◆ **Task**
Read the entries below and pull out each line with the string "CodeArtifact".

--- Start ---

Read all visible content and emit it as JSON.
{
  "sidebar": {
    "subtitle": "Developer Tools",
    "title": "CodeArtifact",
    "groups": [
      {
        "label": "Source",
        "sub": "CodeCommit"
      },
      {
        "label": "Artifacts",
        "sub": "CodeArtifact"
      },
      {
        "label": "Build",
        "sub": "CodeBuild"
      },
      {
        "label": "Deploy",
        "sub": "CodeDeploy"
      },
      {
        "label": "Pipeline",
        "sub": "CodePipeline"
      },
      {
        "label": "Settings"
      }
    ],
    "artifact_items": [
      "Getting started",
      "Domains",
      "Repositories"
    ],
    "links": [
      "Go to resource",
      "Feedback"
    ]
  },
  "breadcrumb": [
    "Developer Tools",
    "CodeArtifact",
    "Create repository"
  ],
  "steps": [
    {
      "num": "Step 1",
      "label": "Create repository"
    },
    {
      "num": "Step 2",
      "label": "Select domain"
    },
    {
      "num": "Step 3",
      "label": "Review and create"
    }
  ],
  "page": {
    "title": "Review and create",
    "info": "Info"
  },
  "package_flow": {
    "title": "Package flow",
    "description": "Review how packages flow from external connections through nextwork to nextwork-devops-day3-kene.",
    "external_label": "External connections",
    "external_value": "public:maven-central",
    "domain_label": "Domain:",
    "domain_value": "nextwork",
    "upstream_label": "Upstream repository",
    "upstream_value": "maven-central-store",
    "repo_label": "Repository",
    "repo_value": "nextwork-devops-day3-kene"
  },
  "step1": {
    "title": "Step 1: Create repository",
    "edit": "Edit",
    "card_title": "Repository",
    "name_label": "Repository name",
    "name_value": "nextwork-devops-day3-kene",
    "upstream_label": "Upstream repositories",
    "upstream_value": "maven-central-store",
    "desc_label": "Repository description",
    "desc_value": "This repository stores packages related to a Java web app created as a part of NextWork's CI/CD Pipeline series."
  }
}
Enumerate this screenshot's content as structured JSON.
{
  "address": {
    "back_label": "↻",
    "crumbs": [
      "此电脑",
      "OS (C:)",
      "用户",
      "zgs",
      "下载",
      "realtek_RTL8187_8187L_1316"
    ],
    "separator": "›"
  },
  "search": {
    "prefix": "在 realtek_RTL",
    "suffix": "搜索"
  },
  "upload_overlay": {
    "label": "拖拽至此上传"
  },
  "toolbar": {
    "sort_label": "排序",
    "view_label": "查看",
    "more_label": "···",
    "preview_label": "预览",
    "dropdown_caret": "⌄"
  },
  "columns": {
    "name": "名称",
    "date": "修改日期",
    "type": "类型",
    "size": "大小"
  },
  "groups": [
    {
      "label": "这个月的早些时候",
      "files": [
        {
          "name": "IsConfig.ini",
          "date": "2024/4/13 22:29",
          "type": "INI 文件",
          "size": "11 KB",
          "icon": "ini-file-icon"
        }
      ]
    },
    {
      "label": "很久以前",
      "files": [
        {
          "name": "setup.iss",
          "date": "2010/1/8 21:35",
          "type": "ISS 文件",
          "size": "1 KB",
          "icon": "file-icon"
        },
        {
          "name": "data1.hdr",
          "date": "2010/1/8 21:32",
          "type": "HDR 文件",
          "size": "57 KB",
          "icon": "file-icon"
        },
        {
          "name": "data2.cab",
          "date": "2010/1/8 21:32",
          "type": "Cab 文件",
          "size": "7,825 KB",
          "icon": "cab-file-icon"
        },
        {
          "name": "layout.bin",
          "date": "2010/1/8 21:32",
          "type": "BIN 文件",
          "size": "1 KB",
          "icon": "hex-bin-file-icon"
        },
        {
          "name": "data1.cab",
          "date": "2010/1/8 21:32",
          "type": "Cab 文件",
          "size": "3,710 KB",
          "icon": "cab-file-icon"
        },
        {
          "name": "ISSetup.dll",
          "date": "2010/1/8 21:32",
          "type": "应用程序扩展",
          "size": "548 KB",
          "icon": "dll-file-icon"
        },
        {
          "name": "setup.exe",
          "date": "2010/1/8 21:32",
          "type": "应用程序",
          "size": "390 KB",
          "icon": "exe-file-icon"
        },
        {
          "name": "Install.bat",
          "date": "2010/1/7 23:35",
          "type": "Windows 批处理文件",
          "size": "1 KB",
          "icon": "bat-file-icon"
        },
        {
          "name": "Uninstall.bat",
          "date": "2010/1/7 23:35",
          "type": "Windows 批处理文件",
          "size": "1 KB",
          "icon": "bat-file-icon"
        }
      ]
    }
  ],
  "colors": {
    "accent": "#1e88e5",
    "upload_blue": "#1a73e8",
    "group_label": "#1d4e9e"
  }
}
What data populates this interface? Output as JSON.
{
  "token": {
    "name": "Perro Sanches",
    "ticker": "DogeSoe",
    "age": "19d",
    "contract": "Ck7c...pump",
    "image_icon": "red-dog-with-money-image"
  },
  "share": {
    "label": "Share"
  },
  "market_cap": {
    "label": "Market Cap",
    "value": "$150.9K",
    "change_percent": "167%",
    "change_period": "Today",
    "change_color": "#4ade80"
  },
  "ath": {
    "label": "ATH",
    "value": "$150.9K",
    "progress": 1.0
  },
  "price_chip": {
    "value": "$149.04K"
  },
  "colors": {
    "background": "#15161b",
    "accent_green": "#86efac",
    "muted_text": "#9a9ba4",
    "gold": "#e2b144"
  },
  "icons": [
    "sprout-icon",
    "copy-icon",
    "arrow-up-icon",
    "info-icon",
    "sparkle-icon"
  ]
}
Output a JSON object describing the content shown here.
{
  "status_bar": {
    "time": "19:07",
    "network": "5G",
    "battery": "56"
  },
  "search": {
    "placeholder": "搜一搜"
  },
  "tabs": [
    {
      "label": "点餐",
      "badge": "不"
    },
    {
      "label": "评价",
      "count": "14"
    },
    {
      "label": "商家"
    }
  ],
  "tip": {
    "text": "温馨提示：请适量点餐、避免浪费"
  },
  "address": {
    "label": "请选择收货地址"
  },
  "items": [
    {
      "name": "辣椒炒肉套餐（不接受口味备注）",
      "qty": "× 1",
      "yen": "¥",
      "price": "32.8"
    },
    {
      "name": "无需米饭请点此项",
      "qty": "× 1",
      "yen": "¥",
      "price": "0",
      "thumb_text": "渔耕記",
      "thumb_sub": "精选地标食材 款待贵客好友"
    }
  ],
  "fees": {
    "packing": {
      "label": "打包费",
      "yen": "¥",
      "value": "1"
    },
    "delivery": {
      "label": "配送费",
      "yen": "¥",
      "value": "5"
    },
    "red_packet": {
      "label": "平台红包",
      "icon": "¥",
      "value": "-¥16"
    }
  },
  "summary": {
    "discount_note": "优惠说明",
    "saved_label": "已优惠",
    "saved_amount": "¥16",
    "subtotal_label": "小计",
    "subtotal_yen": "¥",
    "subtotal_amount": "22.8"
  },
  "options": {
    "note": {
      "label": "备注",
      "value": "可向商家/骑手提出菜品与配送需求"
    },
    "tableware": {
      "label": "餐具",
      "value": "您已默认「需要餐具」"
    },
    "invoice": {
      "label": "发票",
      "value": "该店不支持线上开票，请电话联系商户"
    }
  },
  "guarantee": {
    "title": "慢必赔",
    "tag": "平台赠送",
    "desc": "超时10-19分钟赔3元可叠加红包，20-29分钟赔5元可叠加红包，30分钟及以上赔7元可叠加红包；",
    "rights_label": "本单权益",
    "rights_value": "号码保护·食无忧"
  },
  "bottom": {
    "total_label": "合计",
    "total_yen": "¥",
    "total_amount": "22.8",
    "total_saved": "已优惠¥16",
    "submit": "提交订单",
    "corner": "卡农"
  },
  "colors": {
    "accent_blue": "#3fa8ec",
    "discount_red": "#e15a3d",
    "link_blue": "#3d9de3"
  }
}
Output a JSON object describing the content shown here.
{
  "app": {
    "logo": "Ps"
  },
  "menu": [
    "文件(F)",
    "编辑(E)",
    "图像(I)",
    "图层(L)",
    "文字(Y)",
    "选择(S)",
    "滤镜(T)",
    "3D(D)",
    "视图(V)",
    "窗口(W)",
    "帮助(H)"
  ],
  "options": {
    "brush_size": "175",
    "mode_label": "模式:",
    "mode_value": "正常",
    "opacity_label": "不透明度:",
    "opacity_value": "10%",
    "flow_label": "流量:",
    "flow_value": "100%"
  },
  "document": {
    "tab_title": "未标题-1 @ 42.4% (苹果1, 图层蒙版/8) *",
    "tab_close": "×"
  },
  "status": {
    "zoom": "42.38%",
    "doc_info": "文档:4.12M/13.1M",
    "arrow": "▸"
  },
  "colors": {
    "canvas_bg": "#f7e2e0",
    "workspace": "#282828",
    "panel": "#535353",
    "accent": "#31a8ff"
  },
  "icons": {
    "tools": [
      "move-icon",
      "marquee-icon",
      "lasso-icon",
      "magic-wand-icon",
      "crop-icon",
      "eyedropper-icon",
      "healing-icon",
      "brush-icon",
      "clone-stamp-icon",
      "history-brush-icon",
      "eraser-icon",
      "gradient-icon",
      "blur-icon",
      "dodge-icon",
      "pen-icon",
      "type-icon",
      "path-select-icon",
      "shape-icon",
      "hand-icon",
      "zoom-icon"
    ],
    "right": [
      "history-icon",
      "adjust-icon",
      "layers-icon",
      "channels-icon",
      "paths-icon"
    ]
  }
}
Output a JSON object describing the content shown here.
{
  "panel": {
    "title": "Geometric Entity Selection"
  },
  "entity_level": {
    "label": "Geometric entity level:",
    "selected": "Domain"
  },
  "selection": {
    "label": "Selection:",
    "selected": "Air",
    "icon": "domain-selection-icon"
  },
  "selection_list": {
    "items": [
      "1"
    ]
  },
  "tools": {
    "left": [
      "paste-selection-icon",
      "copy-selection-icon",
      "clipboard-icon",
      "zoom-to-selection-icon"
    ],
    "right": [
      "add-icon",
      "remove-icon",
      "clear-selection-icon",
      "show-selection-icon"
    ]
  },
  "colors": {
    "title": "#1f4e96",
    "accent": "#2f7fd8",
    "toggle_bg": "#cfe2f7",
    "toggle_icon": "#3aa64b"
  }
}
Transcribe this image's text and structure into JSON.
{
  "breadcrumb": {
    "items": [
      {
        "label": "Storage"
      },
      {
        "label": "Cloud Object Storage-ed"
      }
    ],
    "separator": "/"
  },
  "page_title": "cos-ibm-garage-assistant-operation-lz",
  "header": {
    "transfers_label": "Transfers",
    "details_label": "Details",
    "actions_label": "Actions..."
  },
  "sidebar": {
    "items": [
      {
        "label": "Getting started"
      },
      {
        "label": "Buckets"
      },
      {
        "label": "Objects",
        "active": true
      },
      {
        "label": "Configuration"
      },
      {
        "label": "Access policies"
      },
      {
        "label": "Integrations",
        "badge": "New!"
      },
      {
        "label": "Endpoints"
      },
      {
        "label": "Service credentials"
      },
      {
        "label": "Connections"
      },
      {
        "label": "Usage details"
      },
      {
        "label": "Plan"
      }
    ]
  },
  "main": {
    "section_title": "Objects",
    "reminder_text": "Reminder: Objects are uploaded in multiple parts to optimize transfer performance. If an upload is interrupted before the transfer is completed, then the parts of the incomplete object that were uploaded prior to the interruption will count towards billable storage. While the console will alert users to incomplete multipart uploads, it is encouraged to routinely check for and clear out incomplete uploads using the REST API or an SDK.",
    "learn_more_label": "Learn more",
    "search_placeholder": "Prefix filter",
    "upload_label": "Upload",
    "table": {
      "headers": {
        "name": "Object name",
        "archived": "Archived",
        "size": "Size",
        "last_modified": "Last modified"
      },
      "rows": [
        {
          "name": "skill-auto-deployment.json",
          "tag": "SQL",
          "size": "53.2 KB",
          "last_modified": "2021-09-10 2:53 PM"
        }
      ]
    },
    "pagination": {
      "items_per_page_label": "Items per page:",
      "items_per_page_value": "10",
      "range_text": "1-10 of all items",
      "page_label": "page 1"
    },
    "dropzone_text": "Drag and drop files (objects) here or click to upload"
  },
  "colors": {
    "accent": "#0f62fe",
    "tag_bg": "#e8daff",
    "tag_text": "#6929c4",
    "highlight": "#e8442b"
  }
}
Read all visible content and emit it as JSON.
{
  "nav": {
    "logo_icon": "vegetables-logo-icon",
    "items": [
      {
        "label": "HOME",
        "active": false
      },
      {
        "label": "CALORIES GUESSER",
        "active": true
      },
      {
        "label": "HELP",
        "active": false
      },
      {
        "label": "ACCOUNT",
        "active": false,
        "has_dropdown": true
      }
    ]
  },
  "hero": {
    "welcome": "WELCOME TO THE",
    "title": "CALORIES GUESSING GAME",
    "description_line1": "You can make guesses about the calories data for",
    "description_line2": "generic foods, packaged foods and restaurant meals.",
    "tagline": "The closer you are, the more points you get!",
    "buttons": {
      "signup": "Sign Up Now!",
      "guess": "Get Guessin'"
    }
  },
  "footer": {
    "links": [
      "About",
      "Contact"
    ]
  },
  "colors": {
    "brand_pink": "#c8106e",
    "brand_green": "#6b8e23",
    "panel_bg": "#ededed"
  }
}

--- End ---

◆ **Written response**
    "title": "CodeArtifact",
        "sub": "CodeArtifact"
    "CodeArtifact",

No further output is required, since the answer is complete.